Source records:
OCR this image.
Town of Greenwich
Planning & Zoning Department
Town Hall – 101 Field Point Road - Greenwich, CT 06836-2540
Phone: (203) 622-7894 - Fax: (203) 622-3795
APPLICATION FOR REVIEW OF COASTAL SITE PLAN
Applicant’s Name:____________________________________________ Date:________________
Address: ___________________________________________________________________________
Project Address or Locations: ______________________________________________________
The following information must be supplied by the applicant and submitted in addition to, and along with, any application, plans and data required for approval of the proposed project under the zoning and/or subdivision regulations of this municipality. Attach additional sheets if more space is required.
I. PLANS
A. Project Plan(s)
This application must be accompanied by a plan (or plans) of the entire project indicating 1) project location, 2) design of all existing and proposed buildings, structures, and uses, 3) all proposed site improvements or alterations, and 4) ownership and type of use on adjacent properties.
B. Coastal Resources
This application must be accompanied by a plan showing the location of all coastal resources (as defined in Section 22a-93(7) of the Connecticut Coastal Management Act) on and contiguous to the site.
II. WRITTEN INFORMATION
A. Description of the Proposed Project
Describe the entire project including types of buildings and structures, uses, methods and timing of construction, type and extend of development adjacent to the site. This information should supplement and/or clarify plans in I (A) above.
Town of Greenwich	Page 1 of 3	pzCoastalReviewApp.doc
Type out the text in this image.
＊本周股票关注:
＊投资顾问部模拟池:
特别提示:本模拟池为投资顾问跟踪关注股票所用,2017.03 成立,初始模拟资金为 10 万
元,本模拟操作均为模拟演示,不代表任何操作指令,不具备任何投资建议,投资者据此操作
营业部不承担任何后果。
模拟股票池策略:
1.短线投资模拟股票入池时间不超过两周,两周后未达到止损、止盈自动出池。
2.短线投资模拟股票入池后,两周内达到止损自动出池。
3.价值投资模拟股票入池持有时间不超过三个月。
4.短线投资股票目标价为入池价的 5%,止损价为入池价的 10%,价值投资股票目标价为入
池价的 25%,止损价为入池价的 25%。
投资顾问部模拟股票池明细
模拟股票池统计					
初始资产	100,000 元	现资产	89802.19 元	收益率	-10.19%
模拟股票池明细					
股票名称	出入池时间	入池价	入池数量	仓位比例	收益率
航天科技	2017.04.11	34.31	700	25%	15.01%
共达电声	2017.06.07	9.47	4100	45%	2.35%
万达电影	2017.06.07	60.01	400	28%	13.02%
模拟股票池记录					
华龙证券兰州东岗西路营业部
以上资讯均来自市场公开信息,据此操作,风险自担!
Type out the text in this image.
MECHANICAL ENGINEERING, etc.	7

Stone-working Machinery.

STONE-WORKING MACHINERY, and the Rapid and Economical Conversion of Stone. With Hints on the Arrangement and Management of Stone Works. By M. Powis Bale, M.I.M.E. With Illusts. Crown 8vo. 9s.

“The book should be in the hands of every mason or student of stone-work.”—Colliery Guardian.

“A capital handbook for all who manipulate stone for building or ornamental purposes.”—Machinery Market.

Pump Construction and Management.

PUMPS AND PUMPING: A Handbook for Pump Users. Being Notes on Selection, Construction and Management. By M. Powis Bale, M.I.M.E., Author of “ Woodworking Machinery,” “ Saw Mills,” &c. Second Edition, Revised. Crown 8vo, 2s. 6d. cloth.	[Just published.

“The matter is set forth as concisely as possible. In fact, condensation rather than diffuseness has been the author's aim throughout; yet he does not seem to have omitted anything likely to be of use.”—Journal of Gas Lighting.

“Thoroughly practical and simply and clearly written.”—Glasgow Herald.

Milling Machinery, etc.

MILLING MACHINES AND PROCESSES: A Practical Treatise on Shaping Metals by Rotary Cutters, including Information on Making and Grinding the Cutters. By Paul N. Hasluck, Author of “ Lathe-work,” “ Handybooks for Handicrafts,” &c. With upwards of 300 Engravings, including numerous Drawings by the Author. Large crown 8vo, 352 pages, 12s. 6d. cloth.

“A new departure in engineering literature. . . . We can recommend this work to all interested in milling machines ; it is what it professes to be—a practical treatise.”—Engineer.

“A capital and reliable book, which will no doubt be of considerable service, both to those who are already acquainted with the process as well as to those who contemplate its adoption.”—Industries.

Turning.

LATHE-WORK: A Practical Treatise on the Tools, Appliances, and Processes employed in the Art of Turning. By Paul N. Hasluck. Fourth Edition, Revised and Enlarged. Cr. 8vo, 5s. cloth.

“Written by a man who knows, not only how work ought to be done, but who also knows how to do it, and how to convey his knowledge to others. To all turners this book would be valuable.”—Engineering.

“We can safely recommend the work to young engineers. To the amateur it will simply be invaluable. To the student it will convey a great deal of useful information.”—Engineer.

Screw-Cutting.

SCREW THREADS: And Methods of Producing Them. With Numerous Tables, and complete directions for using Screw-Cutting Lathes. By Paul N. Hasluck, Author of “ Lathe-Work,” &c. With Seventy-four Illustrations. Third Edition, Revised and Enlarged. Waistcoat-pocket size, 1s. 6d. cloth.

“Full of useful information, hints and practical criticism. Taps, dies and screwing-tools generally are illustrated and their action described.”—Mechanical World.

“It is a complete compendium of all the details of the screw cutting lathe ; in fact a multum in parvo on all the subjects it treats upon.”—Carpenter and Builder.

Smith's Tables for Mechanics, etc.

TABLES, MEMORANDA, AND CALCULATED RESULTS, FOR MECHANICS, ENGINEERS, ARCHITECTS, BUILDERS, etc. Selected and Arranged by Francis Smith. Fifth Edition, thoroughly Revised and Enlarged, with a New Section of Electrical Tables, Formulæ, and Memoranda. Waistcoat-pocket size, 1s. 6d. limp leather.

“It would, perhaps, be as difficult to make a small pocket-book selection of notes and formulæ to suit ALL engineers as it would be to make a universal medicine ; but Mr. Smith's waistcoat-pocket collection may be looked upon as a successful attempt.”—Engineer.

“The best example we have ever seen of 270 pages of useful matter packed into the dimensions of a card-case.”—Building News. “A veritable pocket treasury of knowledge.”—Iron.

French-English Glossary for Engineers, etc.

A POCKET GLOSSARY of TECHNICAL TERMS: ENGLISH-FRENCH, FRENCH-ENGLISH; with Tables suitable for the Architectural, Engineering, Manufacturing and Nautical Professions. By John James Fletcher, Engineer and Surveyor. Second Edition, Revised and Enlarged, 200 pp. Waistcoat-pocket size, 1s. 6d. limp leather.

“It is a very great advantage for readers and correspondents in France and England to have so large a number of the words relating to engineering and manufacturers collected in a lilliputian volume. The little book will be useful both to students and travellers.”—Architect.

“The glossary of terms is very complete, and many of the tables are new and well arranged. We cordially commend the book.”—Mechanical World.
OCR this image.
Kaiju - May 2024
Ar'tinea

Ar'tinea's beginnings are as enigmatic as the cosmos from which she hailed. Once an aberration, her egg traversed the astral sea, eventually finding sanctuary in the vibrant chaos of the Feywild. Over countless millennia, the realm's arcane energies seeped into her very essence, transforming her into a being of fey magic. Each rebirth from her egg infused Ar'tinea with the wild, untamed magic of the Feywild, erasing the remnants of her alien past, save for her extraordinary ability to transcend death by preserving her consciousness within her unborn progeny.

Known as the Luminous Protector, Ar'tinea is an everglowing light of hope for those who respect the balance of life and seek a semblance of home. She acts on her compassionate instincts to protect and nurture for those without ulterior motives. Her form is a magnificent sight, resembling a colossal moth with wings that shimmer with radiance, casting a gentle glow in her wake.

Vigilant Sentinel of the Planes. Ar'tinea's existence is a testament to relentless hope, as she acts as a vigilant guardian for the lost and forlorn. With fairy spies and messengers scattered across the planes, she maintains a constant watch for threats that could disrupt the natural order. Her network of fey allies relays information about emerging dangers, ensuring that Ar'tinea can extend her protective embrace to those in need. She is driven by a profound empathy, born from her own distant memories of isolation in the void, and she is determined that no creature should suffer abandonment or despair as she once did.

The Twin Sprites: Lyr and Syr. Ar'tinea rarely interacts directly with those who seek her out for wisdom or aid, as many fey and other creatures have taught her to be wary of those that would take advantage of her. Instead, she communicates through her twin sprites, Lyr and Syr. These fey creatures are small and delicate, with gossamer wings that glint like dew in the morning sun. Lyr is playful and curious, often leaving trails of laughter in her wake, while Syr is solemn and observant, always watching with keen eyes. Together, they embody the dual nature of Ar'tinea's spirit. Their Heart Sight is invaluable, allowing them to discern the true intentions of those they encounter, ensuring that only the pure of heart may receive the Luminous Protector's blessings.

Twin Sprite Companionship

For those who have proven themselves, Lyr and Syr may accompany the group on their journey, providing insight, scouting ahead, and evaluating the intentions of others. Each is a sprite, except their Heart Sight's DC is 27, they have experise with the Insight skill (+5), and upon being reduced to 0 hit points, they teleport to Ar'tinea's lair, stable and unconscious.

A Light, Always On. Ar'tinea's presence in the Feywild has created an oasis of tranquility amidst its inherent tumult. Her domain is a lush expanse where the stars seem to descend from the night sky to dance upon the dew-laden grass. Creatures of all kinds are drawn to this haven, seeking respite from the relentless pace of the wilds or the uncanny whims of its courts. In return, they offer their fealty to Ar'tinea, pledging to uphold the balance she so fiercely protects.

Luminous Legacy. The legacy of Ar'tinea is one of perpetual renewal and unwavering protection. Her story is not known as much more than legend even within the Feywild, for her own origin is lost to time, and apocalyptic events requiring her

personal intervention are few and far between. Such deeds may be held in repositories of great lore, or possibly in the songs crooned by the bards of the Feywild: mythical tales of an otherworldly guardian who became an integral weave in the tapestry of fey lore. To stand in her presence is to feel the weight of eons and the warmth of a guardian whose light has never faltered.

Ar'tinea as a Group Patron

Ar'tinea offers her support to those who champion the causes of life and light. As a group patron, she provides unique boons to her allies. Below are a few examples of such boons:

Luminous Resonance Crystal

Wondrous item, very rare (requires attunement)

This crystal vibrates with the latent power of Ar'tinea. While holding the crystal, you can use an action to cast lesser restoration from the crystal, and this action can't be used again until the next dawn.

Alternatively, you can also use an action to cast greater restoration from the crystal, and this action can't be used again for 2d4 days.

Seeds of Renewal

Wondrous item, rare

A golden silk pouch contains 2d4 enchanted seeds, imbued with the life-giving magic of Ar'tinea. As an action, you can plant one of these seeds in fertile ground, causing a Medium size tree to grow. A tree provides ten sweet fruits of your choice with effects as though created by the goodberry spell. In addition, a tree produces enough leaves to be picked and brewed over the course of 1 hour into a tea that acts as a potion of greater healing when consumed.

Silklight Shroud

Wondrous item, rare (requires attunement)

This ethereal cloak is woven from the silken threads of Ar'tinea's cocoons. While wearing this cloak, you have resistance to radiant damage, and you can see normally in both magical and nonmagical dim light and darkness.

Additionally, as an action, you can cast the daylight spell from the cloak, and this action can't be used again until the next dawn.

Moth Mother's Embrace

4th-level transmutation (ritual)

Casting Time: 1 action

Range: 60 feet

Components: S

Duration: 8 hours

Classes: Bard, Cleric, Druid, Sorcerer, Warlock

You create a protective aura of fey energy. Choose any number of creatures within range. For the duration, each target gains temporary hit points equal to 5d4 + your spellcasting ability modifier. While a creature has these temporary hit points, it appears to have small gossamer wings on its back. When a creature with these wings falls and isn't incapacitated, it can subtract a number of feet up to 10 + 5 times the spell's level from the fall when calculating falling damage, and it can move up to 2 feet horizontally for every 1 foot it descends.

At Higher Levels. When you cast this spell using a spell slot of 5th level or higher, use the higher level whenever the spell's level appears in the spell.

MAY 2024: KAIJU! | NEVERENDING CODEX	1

=== Work instructions ===
In the records above, how many lines hold the string "cloak"? Reply with only the number.

=== Output for this task ===
2